THE RECORDS =>
•••••

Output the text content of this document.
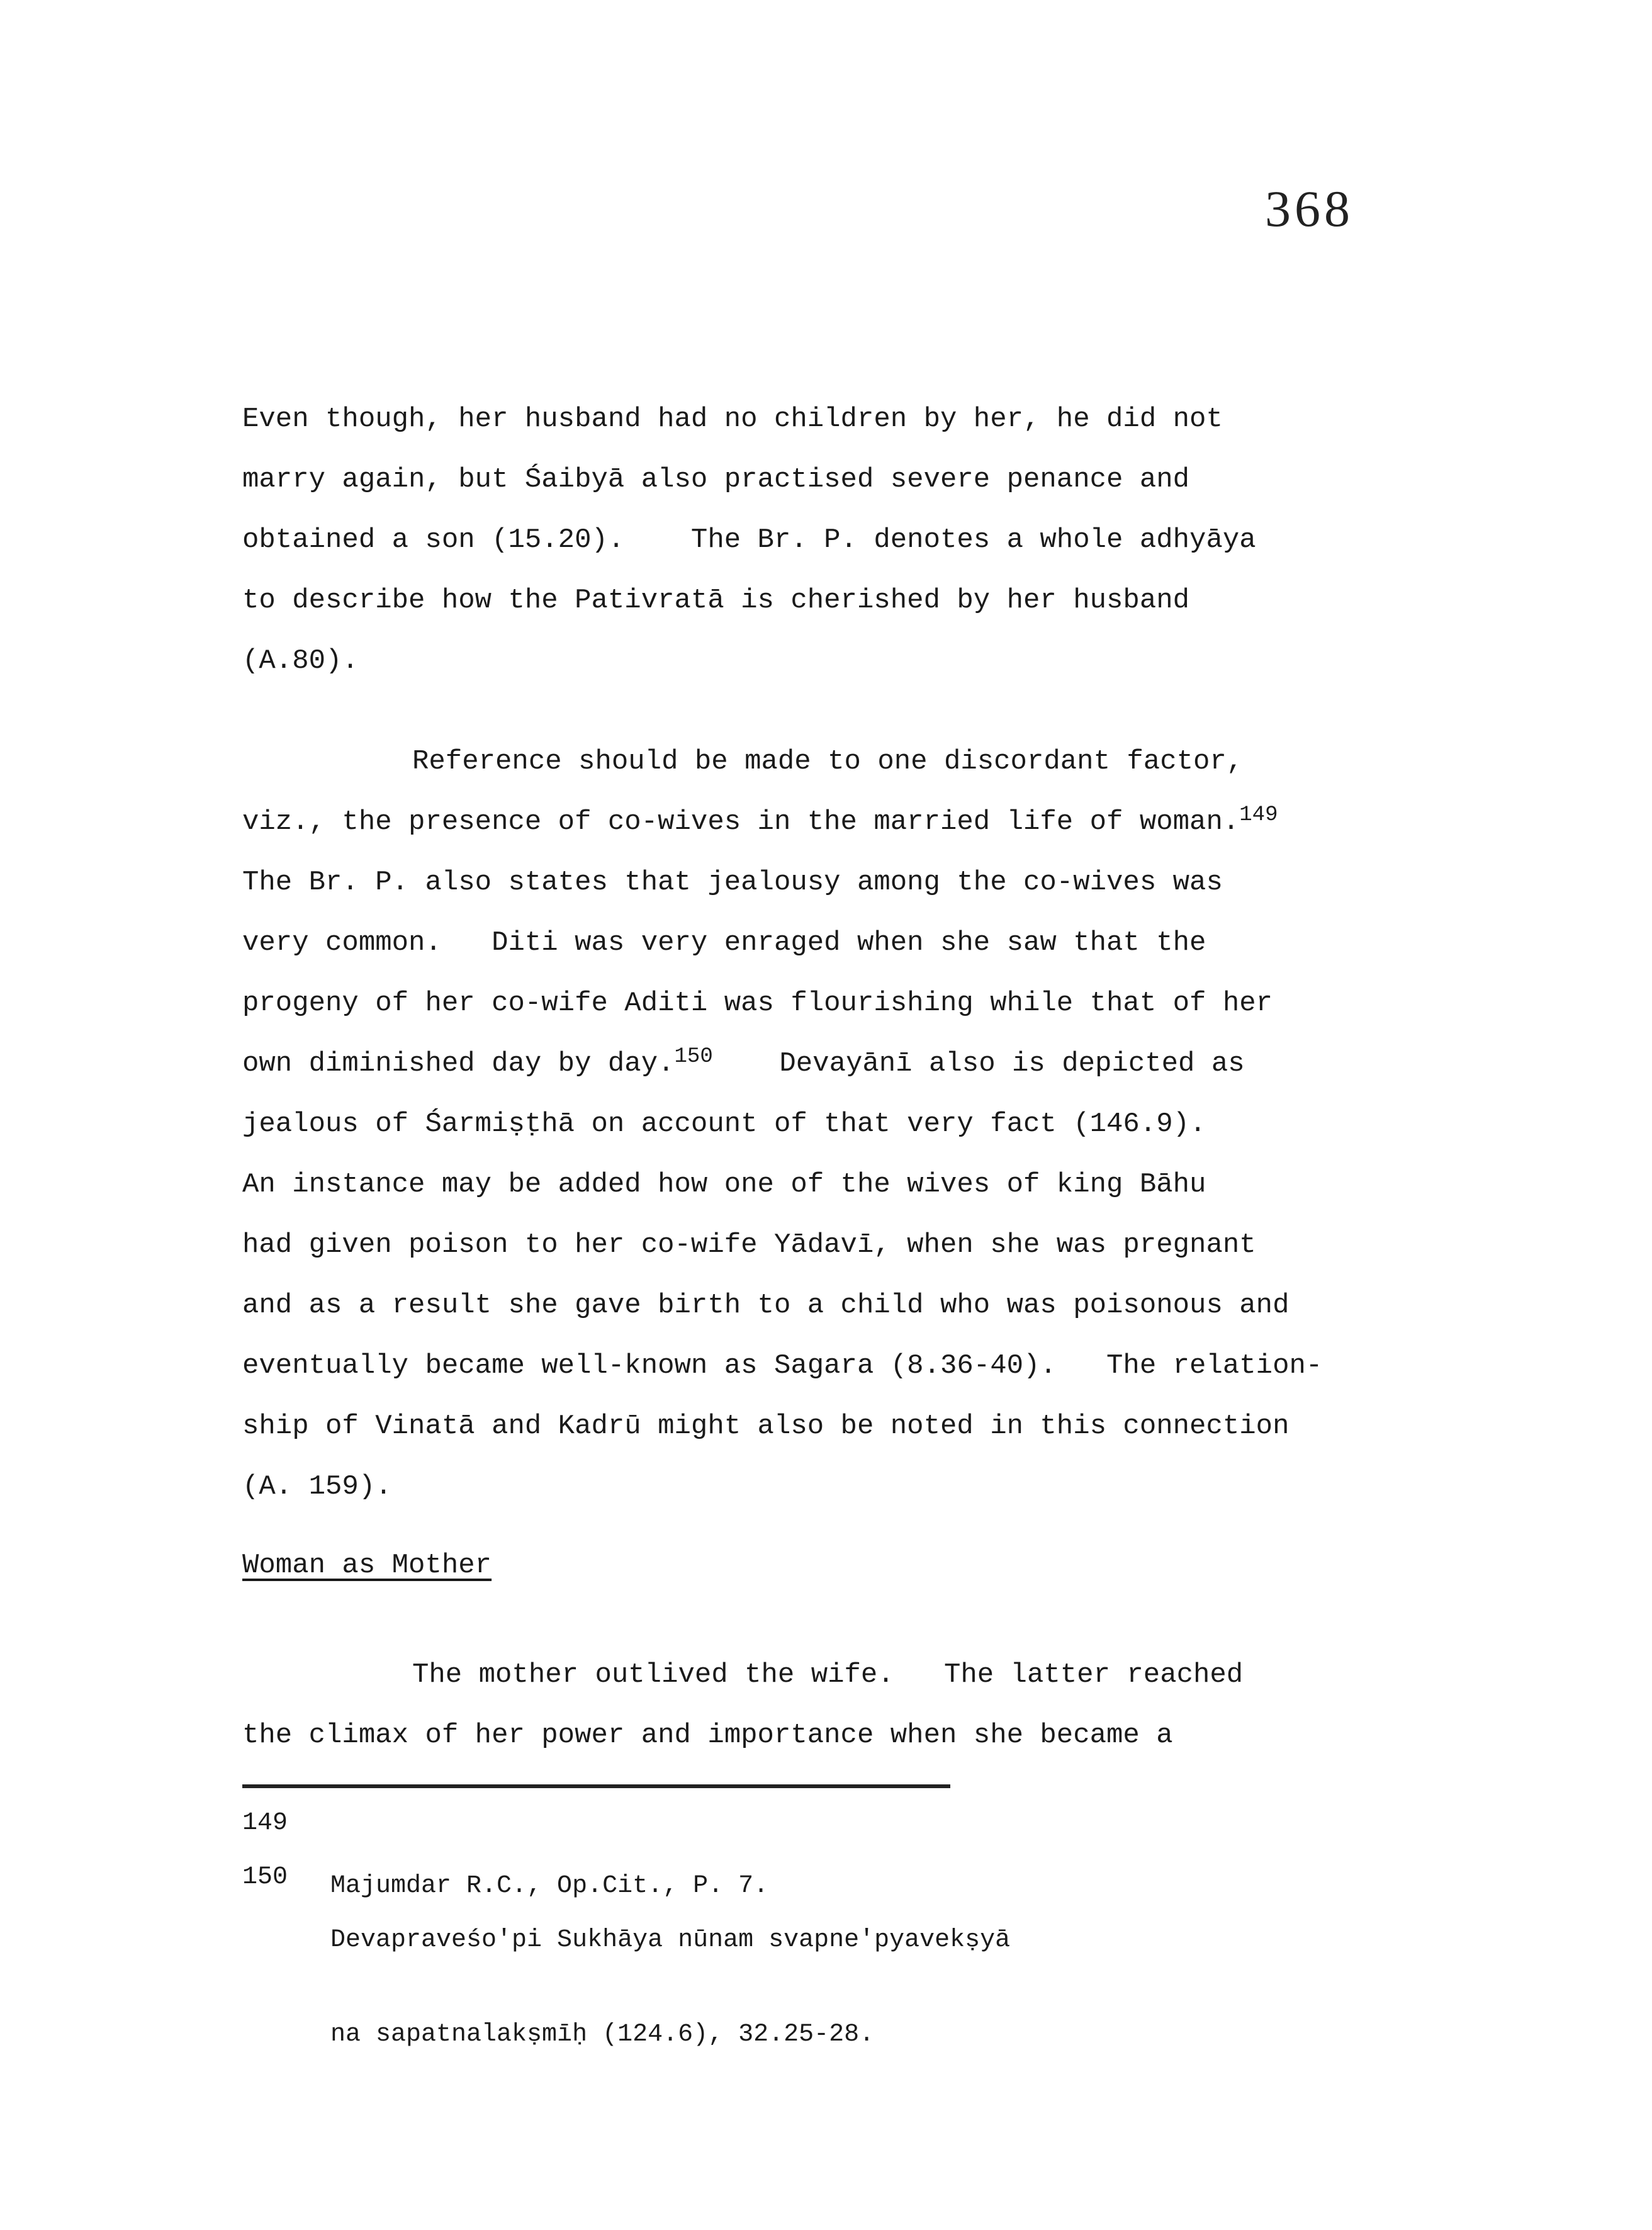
368
Even though, her husband had no children by her, he did not
marry again, but Śaibyā also practised severe penance and
obtained a son (15.20).    The Br. P. denotes a whole adhyāya
to describe how the Pativratā is cherished by her husband
(A.80).
Reference should be made to one discordant factor,
viz., the presence of co-wives in the married life of woman.$^{149}$
The Br. P. also states that jealousy among the co-wives was
very common.   Diti was very enraged when she saw that the
progeny of her co-wife Aditi was flourishing while that of her
own diminished day by day.$^{150}$    Devayānī also is depicted as
jealous of Śarmiṣṭhā on account of that very fact (146.9).
An instance may be added how one of the wives of king Bāhu
had given poison to her co-wife Yādavī, when she was pregnant
and as a result she gave birth to a child who was poisonous and
eventually became well-known as Sagara (8.36-40).   The relation-
ship of Vinatā and Kadrū might also be noted in this connection
(A. 159).
Woman as Mother
The mother outlived the wife.   The latter reached
the climax of her power and importance when she became a
149

Majumdar R.C., Op.Cit., P. 7.

150

Devapraveśo'pi Sukhāya nūnam svapne'pyavekṣyā

na sapatnalakṣmīḥ (124.6), 32.25-28.
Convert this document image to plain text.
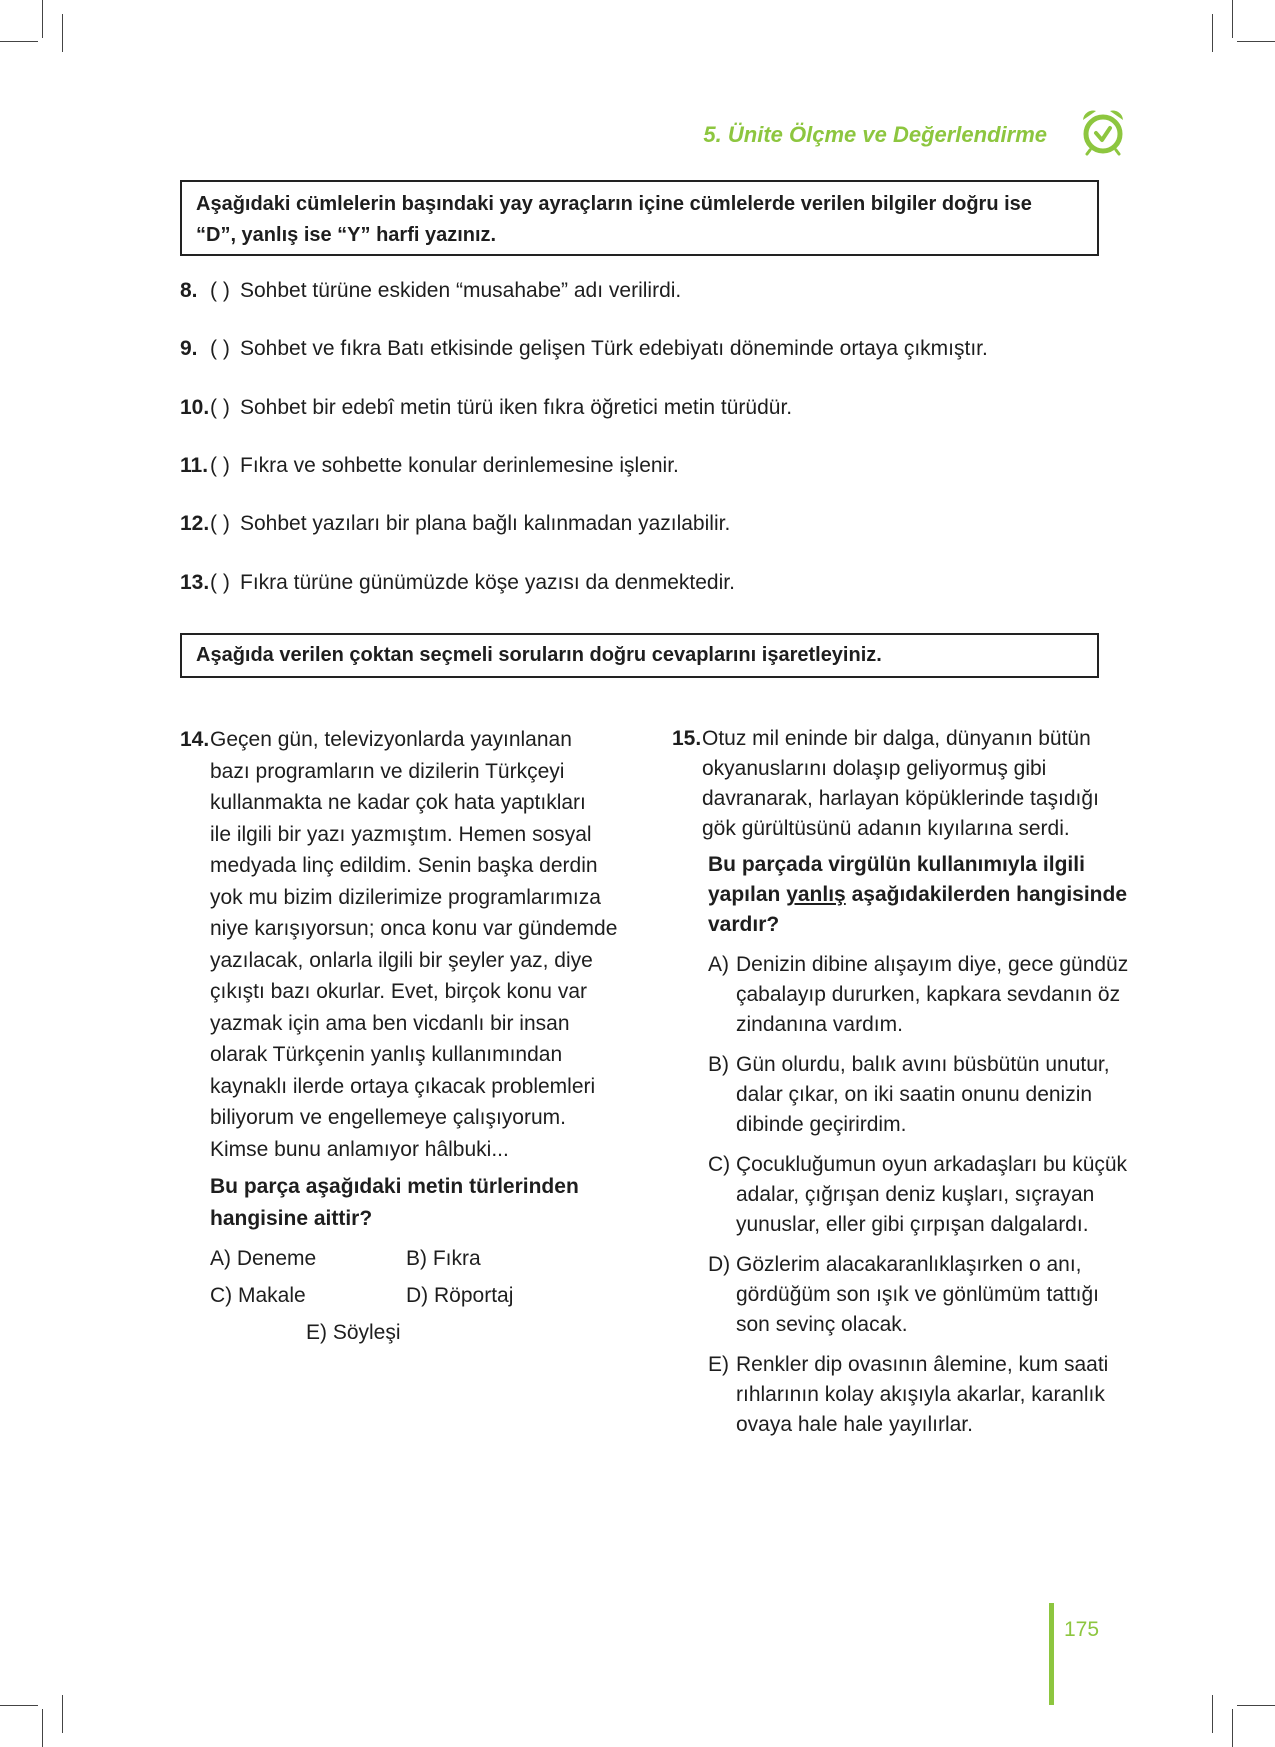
5. Ünite Ölçme ve Değerlendirme
Aşağıdaki cümlelerin başındaki yay ayraçların içine cümlelerde verilen bilgiler doğru ise
“D”, yanlış ise “Y” harfi yazınız.
8. ( ) Sohbet türüne eskiden “musahabe” adı verilirdi.
9. ( ) Sohbet ve fıkra Batı etkisinde gelişen Türk edebiyatı döneminde ortaya çıkmıştır.
10.( ) Sohbet bir edebî metin türü iken fıkra öğretici metin türüdür.
11.( ) Fıkra ve sohbette konular derinlemesine işlenir.
12.( ) Sohbet yazıları bir plana bağlı kalınmadan yazılabilir.
13.( ) Fıkra türüne günümüzde köşe yazısı da denmektedir.
Aşağıda verilen çoktan seçmeli soruların doğru cevaplarını işaretleyiniz.
14. Geçen gün, televizyonlarda yayınlanan
bazı programların ve dizilerin Türkçeyi
kullanmakta ne kadar çok hata yaptıkları
ile ilgili bir yazı yazmıştım. Hemen sosyal
medyada linç edildim. Senin başka derdin
yok mu bizim dizilerimize programlarımıza
niye karışıyorsun; onca konu var gündemde
yazılacak, onlarla ilgili bir şeyler yaz, diye
çıkıştı bazı okurlar. Evet, birçok konu var
yazmak için ama ben vicdanlı bir insan
olarak Türkçenin yanlış kullanımından
kaynaklı ilerde ortaya çıkacak problemleri
biliyorum ve engellemeye çalışıyorum.
Kimse bunu anlamıyor hâlbuki...
Bu parça aşağıdaki metin türlerinden
hangisine aittir?
A) Deneme	B) Fıkra
C) Makale	D) Röportaj
E) Söyleşi
15. Otuz mil eninde bir dalga, dünyanın bütün
okyanuslarını dolaşıp geliyormuş gibi
davranarak, harlayan köpüklerinde taşıdığı
gök gürültüsünü adanın kıyılarına serdi.
Bu parçada virgülün kullanımıyla ilgili
yapılan yanlış aşağıdakilerden hangisinde
vardır?
A) Denizin dibine alışayım diye, gece gündüz
çabalayıp dururken, kapkara sevdanın öz
zindanına vardım.
B) Gün olurdu, balık avını büsbütün unutur,
dalar çıkar, on iki saatin onunu denizin
dibinde geçirirdim.
C) Çocukluğumun oyun arkadaşları bu küçük
adalar, çığrışan deniz kuşları, sıçrayan
yunuslar, eller gibi çırpışan dalgalardı.
D) Gözlerim alacakaranlıklaşırken o anı,
gördüğüm son ışık ve gönlümüm tattığı
son sevinç olacak.
E) Renkler dip ovasının âlemine, kum saati
rıhlarının kolay akışıyla akarlar, karanlık
ovaya hale hale yayılırlar.
175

•••••

TASK REQUIREMENTS =>
Every line that holds the word "bazı" should be extracted.

EXERCISE RESPONSE =>
bazı programların ve dizilerin Türkçeyi
çıkıştı bazı okurlar. Evet, birçok konu var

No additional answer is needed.